* _TO BE DONE_:
- 1) Using the passage below on Harry Potter and the Prisoner of Azkaban, decide whether each statement agrees with it, answering yes or no and quoting the deciding words: (a) Scholastic published the book in the United States on 8 September 1999; (b) the film adaptation came out in 2002; (c) Harry spends the summer at the Leaky Cauldron inn in London.
- 2) Output the records from the line with "spec-key: 対応カメラ — [59, 575, 219, 591]" to the line with "spec-row — [3, 671, 591, 687]", both included, as a numbered list, omitting any blank lines.

Harry Potter and the Prisoner of Azkaban is a fantasy novel written by British author J. K. Rowling and is the third in the Harry Potter series. The book follows Harry Potter, a young wizard, in his third year at Hogwarts School of Witchcraft and Wizardry. Along with friends Ronald Weasley and Hermione Granger, Harry investigates Sirius Black, an escaped prisoner from Azkaban, the wizard prison, believed to be one of Lord Voldemort's old allies.

The book was published in the United Kingdom on 8 July 1999 by Bloomsbury and in the United States on 8 September 1999 by Scholastic, Inc. Rowling found the book easy to write, finishing it just a year after she began writing it. The book sold 68,000 copies in just three days after its release in the United Kingdom and since has sold over three million in the country. The book won the 1999 Whitbread Children's Book Award, the Bram Stoker Award, and the 2000 Locus Award for Best Fantasy Novel and was short-listed for other awards, including the Hugo.

The film adaptation of the novel was released in 2004, grossing more than $796 million and earning critical acclaim. Video games loosely based on Harry Potter and the Prisoner of Azkaban were also released for several platforms, and most obtained favourable reviews.

Plot
While Harry is living with the Dursleys, Aunt Marge comes to visit. When Harry and his late parents are insulted by Marge, Harry gets aggressive and accidentally inflates her. Harry packs up his stuff and leaves the house, choosing to spend the summer at the Leaky Cauldron inn in London. While there, Harry is warned that a former follower of Voldemort, named Sirius Black, is seeking him out after having escaped from the wizard prison, Azkaban.

[Boxed element entries]
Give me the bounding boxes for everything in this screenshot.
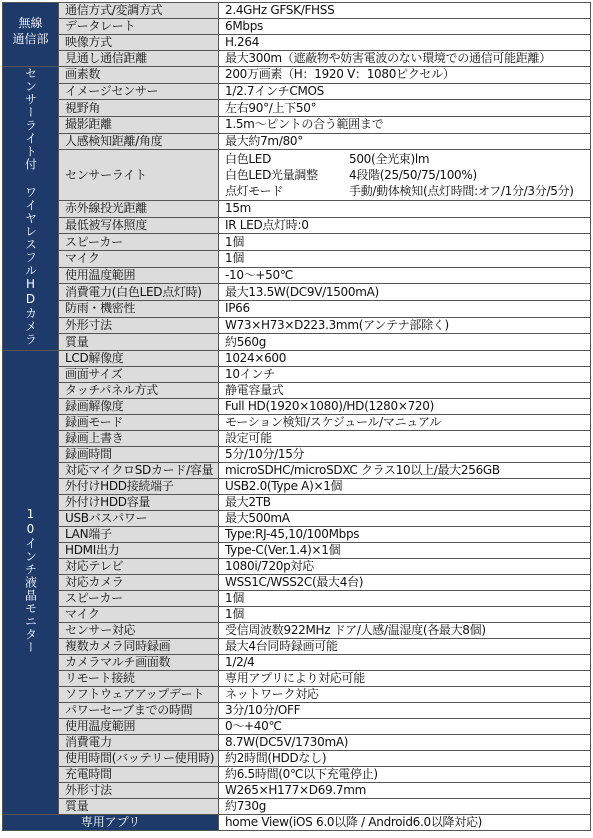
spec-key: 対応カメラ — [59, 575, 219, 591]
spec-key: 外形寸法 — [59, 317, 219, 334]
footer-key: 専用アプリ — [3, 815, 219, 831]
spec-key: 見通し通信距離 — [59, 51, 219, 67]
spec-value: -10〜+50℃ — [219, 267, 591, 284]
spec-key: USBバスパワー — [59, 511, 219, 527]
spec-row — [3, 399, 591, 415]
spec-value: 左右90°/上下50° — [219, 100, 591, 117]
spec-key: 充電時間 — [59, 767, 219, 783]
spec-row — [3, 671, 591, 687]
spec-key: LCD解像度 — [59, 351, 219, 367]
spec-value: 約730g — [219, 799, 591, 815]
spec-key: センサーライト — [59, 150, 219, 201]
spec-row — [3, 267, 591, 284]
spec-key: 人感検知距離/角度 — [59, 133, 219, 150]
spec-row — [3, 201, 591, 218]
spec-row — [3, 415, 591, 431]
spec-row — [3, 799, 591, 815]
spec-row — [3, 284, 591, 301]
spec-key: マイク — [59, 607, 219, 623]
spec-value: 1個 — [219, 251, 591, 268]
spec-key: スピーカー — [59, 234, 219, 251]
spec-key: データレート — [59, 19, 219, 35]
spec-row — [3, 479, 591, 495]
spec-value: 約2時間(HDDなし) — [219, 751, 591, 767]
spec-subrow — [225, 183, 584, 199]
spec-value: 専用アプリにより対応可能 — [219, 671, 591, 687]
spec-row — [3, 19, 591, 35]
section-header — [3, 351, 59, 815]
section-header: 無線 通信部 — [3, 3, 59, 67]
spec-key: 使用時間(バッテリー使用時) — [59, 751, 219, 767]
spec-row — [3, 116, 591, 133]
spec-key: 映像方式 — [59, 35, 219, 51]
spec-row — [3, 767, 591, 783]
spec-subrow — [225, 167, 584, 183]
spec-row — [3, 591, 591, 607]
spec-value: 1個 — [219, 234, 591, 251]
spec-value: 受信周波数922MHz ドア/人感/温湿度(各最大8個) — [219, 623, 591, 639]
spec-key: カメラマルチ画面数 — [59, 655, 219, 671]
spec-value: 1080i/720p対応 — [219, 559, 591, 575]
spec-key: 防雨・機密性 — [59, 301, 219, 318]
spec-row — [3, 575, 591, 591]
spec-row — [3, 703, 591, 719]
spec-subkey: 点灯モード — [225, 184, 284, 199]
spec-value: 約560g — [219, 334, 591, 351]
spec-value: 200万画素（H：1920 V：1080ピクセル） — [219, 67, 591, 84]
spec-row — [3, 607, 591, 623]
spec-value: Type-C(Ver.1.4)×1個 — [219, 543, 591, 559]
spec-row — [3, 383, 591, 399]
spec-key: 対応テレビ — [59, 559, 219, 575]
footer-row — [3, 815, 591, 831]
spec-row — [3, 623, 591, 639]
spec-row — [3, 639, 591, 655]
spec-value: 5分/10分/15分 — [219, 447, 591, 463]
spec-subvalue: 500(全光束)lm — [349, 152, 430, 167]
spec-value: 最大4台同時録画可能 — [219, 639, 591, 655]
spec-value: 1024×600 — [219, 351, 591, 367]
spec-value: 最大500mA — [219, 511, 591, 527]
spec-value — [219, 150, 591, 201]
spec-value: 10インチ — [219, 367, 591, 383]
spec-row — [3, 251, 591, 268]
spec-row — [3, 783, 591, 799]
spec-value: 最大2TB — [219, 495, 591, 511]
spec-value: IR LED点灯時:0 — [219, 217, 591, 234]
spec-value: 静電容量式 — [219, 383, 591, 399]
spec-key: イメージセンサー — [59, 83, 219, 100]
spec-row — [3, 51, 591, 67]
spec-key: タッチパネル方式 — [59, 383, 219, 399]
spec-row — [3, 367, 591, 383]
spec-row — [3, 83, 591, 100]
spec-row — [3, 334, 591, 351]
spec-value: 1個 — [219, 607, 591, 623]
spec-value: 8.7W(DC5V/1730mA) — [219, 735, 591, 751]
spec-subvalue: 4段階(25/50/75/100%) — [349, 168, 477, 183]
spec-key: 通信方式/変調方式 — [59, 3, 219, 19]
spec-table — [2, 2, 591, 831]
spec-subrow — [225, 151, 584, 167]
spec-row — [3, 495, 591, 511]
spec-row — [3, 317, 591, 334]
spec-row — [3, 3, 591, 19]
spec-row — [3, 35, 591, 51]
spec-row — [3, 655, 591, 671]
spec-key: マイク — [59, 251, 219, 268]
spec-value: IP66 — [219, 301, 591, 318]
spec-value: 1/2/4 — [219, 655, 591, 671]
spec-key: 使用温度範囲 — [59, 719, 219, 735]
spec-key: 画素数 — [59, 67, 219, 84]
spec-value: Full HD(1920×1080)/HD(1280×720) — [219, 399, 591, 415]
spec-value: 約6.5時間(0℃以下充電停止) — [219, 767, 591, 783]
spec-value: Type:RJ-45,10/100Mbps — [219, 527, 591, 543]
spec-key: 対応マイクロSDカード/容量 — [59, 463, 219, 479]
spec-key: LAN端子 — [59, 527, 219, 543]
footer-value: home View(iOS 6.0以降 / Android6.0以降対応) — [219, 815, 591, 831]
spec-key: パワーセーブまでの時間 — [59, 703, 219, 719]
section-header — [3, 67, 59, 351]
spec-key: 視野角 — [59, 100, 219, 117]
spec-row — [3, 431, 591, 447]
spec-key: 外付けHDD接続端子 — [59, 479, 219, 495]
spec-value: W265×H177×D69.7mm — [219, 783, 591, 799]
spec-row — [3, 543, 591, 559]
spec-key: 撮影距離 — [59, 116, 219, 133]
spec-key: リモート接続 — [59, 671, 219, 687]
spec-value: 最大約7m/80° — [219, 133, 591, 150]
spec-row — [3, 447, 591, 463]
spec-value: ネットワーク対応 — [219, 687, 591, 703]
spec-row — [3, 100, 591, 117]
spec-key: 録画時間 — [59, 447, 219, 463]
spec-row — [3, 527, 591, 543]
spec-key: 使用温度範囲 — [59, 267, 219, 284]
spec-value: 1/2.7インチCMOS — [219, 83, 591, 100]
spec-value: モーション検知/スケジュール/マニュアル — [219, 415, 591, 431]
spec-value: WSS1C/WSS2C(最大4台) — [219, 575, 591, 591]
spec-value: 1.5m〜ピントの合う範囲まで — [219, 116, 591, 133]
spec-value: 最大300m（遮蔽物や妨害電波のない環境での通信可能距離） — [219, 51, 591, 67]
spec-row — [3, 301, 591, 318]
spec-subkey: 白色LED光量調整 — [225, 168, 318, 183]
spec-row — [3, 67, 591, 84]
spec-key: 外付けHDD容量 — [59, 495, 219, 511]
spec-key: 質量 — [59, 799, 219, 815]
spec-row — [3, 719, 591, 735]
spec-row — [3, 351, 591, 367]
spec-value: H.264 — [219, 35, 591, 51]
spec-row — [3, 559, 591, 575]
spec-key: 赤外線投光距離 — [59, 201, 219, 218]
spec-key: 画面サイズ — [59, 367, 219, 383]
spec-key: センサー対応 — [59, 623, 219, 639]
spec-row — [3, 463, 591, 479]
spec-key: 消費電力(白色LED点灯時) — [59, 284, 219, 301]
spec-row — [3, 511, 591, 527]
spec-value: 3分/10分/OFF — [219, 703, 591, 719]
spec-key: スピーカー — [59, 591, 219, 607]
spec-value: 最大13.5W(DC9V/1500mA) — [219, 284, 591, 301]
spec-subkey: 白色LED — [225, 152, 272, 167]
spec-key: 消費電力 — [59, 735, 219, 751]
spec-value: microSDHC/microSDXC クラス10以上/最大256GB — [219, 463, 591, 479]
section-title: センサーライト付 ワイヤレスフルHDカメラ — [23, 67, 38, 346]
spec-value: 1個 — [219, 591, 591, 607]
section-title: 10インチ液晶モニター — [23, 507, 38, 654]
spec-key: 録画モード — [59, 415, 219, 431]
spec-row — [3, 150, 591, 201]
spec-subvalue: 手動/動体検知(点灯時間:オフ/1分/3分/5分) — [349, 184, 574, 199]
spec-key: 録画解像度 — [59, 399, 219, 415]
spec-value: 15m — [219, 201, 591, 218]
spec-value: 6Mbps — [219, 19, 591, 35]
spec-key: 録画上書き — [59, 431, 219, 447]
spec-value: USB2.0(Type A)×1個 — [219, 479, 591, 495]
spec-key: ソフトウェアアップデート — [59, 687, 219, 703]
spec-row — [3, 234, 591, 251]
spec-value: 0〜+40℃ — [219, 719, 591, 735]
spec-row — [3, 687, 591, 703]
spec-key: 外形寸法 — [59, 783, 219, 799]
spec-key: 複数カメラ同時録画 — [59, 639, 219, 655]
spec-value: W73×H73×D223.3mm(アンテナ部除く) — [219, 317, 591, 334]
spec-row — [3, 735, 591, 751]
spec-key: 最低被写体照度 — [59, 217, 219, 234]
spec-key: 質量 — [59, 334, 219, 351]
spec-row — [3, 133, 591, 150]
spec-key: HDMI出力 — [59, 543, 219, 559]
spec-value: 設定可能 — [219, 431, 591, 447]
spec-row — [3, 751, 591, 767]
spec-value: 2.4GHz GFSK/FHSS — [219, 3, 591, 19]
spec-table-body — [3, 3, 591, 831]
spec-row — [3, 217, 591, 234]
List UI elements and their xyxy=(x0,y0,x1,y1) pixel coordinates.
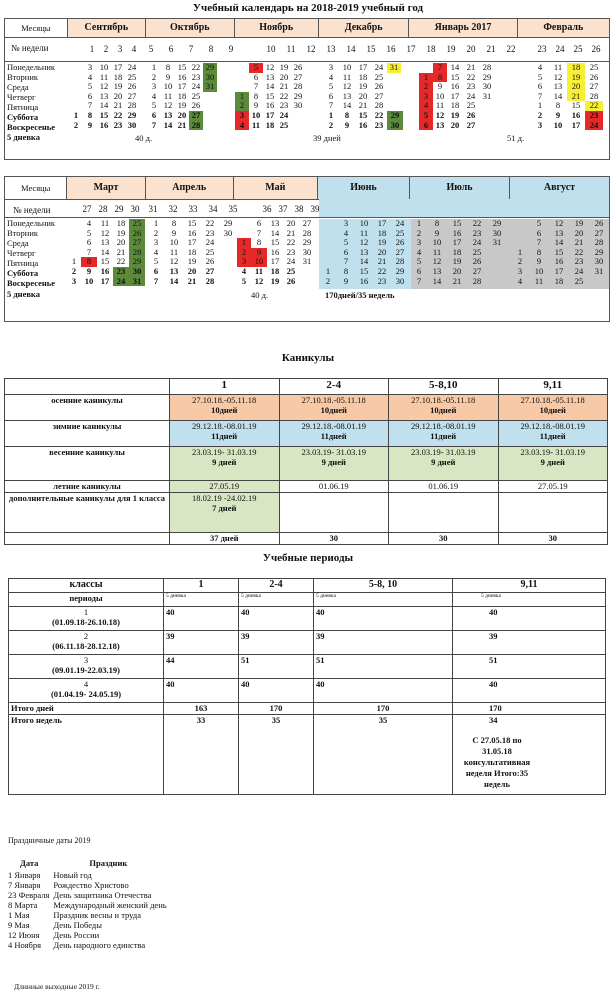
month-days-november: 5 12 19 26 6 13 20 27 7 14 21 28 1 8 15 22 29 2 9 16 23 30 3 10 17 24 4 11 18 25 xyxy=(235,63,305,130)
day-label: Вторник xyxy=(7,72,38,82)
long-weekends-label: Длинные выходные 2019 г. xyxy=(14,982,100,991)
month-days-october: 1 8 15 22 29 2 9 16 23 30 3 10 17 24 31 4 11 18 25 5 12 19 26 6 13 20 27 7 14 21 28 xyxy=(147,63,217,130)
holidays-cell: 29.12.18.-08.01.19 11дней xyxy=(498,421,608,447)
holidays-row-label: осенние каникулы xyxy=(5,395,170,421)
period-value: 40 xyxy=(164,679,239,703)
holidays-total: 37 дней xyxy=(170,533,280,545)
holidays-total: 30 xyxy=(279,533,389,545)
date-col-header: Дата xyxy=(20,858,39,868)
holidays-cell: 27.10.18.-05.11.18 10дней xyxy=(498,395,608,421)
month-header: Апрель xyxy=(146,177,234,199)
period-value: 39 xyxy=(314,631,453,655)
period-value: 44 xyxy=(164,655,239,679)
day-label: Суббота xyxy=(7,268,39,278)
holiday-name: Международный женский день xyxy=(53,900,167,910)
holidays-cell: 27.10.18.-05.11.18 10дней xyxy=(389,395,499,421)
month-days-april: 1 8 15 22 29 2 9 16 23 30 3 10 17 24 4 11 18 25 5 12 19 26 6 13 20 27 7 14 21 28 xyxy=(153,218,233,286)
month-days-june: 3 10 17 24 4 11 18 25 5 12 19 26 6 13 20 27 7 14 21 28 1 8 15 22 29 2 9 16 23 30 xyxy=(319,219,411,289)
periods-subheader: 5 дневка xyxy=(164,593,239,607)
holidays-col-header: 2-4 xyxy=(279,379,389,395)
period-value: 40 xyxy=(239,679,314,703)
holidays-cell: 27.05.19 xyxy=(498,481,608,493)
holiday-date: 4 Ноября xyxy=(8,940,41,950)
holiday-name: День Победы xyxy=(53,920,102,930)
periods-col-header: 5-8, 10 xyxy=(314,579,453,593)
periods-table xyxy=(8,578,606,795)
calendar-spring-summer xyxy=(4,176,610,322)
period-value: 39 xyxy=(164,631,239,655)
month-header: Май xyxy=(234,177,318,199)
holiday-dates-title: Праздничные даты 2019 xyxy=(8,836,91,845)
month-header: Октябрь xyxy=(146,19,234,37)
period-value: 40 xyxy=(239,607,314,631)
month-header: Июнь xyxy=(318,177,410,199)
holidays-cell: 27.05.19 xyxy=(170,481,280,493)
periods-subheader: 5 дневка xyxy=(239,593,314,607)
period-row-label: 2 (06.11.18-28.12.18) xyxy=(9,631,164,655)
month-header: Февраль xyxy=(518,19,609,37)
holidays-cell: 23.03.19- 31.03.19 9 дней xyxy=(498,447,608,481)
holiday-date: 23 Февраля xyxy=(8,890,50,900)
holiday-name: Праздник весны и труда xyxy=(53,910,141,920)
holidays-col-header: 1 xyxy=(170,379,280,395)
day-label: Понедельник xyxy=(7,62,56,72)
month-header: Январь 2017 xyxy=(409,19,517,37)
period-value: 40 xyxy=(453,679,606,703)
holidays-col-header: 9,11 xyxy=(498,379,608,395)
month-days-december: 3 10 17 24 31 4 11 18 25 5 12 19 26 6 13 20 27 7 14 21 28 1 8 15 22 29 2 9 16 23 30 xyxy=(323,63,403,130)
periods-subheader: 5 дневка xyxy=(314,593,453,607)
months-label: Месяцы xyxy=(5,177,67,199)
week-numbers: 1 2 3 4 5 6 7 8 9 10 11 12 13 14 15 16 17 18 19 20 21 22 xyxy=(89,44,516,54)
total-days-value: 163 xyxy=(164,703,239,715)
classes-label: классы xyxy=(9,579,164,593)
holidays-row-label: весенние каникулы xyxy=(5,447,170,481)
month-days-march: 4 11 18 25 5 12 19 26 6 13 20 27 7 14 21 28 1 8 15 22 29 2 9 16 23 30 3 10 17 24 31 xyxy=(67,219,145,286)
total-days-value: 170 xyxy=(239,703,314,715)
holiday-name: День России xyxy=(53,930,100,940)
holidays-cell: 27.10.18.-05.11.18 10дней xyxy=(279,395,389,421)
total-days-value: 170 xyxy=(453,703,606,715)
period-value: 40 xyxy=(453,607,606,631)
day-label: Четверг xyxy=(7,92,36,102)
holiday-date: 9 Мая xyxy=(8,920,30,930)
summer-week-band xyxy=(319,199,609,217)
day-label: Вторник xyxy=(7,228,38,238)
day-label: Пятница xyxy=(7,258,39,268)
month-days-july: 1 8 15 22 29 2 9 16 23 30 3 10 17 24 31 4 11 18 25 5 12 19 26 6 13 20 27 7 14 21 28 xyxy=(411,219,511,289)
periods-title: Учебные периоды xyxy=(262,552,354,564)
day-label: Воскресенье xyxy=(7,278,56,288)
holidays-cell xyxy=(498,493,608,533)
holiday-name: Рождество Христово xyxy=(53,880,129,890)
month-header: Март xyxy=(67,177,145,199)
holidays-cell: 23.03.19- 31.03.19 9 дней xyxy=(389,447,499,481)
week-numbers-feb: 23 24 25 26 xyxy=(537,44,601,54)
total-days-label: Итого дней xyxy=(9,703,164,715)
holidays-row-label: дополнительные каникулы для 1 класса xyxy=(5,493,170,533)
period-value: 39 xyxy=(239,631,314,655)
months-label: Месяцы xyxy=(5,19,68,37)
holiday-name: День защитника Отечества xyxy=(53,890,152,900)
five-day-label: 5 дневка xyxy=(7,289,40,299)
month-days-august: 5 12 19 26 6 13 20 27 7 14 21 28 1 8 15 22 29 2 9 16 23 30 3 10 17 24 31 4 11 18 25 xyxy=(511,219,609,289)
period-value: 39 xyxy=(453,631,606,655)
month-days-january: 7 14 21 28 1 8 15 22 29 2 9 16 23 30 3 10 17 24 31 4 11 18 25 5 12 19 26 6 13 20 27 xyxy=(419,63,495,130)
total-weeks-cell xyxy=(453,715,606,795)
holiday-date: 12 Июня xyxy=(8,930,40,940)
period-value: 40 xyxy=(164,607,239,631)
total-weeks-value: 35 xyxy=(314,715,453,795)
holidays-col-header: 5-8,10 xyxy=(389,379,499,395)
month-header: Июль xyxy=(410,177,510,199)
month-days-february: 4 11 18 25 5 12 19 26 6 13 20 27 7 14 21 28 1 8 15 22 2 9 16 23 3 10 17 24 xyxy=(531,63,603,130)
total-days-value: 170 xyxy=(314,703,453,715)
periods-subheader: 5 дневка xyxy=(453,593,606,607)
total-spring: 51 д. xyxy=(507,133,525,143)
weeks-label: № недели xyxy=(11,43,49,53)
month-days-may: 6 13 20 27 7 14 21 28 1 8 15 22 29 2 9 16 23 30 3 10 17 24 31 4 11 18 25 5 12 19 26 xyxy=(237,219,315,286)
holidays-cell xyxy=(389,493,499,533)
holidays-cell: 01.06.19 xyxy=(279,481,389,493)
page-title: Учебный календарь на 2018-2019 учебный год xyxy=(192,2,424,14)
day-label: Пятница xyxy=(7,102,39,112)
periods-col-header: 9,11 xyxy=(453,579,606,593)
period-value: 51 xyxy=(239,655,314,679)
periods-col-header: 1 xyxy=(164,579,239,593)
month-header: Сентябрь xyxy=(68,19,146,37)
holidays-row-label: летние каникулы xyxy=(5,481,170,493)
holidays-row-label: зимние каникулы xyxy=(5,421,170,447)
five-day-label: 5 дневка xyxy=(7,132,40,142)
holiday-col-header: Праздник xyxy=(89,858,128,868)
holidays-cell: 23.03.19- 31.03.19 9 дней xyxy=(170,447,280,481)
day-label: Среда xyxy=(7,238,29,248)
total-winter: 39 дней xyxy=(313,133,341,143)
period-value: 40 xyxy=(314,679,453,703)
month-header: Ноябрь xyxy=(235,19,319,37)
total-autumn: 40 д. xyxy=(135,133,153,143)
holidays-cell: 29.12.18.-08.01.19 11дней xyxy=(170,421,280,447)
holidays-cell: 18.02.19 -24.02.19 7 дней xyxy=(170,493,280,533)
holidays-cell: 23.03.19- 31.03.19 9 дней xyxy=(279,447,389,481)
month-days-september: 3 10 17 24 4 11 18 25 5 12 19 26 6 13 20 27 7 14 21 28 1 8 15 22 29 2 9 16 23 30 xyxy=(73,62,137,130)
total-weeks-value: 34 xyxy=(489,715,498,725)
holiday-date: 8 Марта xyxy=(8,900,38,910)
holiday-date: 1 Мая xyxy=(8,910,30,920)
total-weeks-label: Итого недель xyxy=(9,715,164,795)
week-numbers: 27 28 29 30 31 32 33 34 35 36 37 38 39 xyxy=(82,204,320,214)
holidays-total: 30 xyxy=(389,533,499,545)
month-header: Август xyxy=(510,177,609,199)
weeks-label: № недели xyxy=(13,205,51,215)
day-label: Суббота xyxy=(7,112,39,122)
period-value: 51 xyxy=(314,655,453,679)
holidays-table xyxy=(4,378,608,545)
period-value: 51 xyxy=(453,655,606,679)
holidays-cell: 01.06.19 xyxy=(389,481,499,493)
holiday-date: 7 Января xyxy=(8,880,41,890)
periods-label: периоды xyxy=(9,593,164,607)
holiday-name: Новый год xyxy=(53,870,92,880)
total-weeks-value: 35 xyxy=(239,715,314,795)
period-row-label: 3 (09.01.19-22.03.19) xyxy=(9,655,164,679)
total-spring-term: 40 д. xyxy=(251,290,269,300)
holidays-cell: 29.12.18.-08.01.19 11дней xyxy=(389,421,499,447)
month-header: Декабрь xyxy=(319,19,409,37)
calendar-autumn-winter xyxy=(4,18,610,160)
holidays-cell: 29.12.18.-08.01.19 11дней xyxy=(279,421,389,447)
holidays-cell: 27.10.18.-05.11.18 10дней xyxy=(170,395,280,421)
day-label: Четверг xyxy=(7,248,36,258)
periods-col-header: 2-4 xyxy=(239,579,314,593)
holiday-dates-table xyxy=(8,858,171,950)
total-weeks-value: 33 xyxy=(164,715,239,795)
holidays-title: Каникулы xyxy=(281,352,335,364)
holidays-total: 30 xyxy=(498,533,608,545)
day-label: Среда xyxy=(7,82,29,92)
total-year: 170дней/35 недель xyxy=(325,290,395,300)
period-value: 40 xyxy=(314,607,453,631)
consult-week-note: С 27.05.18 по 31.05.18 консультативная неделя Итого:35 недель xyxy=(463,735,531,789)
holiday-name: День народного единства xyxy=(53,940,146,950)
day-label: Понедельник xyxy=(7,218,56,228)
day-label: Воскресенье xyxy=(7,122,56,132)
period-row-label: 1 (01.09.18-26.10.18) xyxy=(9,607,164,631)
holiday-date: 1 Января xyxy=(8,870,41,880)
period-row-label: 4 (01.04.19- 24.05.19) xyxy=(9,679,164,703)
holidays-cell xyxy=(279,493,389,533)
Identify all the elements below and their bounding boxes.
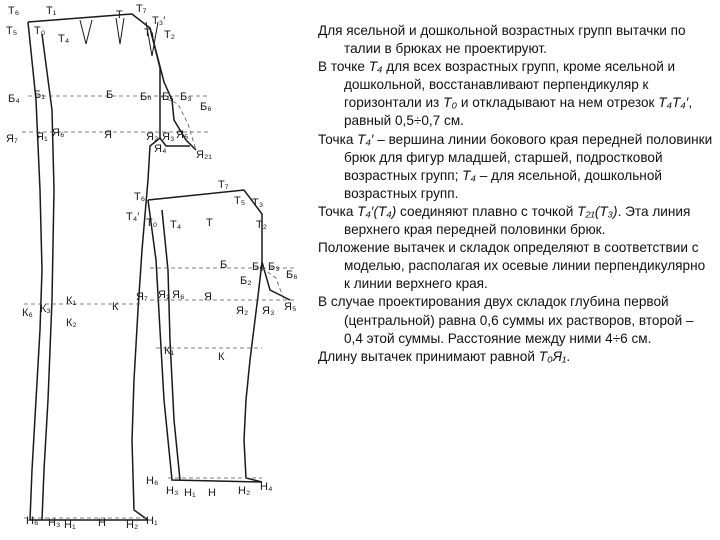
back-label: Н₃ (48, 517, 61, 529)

* _ANSWERS TO EACH TASK_:
- 1)
(a) Yes: "in the United States on 8 September 1999 by Scholastic, Inc."
(b) No: "The film adaptation of the novel was released in 2004"
(c) Yes: "choosing to spend the summer at the Leaky Cauldron inn in London"

- 2)
1. spec-key: 対応カメラ — [59, 575, 219, 591]
2. spec-key: 外形寸法 — [59, 317, 219, 334]
3. footer-key: 専用アプリ — [3, 815, 219, 831]
4. spec-key: 見通し通信距離 — [59, 51, 219, 67]
5. spec-value: -10〜+50℃ — [219, 267, 591, 284]
6. spec-key: USBバスパワー — [59, 511, 219, 527]
7. spec-row — [3, 399, 591, 415]
8. spec-value: 左右90°/上下50° — [219, 100, 591, 117]
9. spec-key: 充電時間 — [59, 767, 219, 783]
10. spec-row — [3, 671, 591, 687]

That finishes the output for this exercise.